▶ _Text under study_:
Design a sepsis detection ML pipeline.

1. Clarifying requirements

Business objective Early detection brings more saved lives, and fewer ER rooms would be used

Features the system needs to support?

Data Where will the data come from? How large a dataset? Is the data labeled or not? How much data cleaning do we need to do?

What are our constraints? How much computing power is available? Is it a cloud-based system or should the system work on a device? Is the model supposed to improve over time?

Scale of the system How many users do we have?

Performance How fast must prediction be? Is a real-time solution expected? What is more preferable, accuracy over latency?

2. The problem:

Design a sepsis detection ML pipeline. Data available from the person who is already in a medical facility, having checked in, and based on the input criteria algorithm, should send a warning to the doctor system or raise a flag indicating a high possibility of sepsis.

3. Data preparation.

The parameters can be relevant:

Heart Rate: An elevated heart rate, known as tachycardia, can be an early sign of sepsis. Monitoring heart rate trends over time can help identify abnormalities and prompt further evaluation.

Blood Pressure: Sepsis can cause hypotension, or low blood pressure, which is a critical indicator of septic shock. Regular monitoring of blood pressure can help identify sudden drops that may warrant immediate medical attention.

Body Temperature: Sepsis can result in either high body temperature (fever) or low body temperature (hypothermia). Monitoring temperature patterns can provide valuable information for early detection.

Respiratory Rate: Rapid or shallow breathing, known as tachypnea or bradypnea, respectively, can be associated with sepsis. Monitoring respiratory rate can help identify abnormal breathing patterns.

Oxygen Saturation: Sepsis can lead to decreased oxygen levels in the blood.

The idea is that if all 5 parameters below a certain level, then send an alarm that it is a sepsis, if 3-4 then raise a warning, and otherwise do not raise anything.

I would suppose that we have data with all these 5 parameters, and whether sepsis was detected or not from this. If we have more parameters, it is even better.

▶ _Exercise set_:
- 1) Summarize the sepsis detection design notes in two sentences.
- 2) Continue the sepsis detection design notes, starting right after their final sentence.
The rows that follow have no connection to the sepsis detection design notes.

▶ _Source material_:

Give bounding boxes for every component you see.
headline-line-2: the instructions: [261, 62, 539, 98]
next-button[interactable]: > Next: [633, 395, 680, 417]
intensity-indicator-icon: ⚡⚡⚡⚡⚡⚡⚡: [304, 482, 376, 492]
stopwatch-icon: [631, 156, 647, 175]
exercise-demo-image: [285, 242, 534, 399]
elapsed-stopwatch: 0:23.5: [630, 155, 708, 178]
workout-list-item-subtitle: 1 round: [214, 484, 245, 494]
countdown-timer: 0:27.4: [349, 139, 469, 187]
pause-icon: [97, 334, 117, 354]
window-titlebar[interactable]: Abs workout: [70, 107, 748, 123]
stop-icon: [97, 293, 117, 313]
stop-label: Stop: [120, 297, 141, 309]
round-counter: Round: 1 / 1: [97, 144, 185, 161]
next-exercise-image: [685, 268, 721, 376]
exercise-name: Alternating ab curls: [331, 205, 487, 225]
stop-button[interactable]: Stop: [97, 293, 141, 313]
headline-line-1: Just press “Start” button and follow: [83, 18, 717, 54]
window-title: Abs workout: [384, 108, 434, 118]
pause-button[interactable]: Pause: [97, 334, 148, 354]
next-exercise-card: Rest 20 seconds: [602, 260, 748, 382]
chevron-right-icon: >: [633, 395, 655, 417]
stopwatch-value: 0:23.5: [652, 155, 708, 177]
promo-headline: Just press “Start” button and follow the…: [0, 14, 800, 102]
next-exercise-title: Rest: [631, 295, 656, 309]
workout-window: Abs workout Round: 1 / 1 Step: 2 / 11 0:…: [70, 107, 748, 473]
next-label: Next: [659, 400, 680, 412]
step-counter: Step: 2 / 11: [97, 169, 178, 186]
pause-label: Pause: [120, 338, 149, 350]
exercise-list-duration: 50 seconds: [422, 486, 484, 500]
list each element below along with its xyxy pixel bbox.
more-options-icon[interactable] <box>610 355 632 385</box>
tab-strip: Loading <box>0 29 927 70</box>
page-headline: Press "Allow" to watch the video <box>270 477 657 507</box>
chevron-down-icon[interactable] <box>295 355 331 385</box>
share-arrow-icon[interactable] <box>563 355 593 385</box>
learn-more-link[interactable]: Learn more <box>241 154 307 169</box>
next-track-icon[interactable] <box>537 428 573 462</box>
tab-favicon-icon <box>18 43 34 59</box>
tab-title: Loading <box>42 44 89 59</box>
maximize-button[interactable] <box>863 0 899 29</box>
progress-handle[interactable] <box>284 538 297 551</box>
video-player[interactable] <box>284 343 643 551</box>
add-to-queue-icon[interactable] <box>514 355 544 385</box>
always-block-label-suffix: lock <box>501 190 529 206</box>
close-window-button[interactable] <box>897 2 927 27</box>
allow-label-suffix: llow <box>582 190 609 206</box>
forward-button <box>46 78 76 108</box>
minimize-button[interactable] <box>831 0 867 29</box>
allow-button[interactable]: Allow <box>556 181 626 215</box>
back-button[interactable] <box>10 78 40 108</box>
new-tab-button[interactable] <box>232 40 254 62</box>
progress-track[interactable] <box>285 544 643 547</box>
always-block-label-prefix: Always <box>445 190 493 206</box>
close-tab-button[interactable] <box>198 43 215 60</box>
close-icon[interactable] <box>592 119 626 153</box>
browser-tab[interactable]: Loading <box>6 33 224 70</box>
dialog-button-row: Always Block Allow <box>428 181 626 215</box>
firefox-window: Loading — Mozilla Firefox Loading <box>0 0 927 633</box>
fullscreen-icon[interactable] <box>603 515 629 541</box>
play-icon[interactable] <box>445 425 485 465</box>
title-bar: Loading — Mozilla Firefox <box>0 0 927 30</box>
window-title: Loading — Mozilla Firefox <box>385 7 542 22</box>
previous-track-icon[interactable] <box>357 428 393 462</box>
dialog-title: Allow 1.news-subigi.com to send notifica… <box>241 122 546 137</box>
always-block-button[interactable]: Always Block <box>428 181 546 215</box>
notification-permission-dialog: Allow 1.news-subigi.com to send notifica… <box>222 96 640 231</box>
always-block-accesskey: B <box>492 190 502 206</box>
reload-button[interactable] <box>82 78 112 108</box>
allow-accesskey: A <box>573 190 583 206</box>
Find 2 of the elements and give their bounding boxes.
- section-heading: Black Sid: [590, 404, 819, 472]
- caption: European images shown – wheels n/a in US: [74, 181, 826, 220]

▶ _Responses per task_:
- 1) The notes list questions to settle before designing a sepsis detection ML pipeline, covering the business objective, data, constraints, scale and performance. The pipeline would use data from patients already checked in to a medical facility to warn the doctor system of a high possibility of sepsis, drawing on heart rate, blood pressure, body temperature, respiratory rate and oxygen saturation.

- 2)
We need to split available data into train, val, and test splits. I would do 80/10/10 splits.

5. Model development.

Since we have labels, we can use supervised ML with multiclass classification for 3 classes:

  1. High risk of sepsis
  2. Moderate risk of sepsis
  3. Not a sepsis

To work with supervised learning, we need to follow the ETL process. Which means Extract -> Transform -> Load.

We are getting data from the Database of patients, logs, and maybe other hospital files. Then we need to transform them into labeled data, and after that, work on how it will be efficiently loaded into the system.

Most of the data are numerical values or could be transformed from categorical data into numerical categories. We’re gonna evaluate missing values and work with them as we go. If too many missing data points for a label, it will probably drop this label. With concentration on the main 5, which we described before.

For the model, I think a decision tree could be a good choice. If we did not have enough data, I would consider sampling.

For evaluation, I would avoid accuracy for imbalanced data and focus on recall, precision, and PR–AUC.

6. Deployment and serving.

The main question is whether it is on cloud or on device deployment. I would suppose that it is in a local cluster since it is sensitive data. This solution brings us a cheaper cost since no billing from an outside company, but there is a cost in maintenance, and it needs to be upgraded on a regular basis. Latency could also be faster than a base solution. Cons tough that ML could run slower and more general constraints, like we can increase memory immediately, some services needed to be added to the in-house system.

7. Monitoring and infrastructure.

Check for ML data drifts. Monitor prediction distribution and confidence scores. Track actual sepsis outcomes vs predictions. Adjust thresholds for performance degradation.

Monitoring input-output. Input distribution drift (vital signs outside normal ranges). Feature drift in case of population demographics change, and consider how to deal if the missing data rates increase.

Integration of clinical monitoring in case of a false positive rate is increasing. Alert clinical staff if the rate is increasing. Monitor patient outcomes: Mortality, ICU length of stay.

Possibly add feedback loops:

  • Clinician feedback on predictions (useful/not useful)
  • Regular model retraining schedule (monthly/quarterly)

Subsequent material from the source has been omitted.